**Exercise goal**
Find each line with the string "ebebeb" and copy it.

**Extracted material**
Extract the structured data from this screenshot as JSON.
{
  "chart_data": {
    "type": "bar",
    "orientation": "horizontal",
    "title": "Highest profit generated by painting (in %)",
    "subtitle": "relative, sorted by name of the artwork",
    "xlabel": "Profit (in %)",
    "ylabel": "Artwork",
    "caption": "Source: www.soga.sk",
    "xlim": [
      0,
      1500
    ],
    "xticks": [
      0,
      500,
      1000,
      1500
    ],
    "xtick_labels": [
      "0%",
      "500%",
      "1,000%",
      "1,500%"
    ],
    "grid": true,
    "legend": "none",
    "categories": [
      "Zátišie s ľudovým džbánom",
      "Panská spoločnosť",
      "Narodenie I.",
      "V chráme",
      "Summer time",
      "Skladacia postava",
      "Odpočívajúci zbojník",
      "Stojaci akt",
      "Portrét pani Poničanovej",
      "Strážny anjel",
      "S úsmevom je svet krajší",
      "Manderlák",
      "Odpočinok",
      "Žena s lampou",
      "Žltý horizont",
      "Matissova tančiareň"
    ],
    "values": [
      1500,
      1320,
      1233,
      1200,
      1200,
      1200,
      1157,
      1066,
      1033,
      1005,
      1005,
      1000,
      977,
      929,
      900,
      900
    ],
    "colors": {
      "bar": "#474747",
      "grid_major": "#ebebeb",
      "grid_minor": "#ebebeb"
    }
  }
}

**Exercise response**
      "grid_major": "#ebebeb",
      "grid_minor": "#ebebeb"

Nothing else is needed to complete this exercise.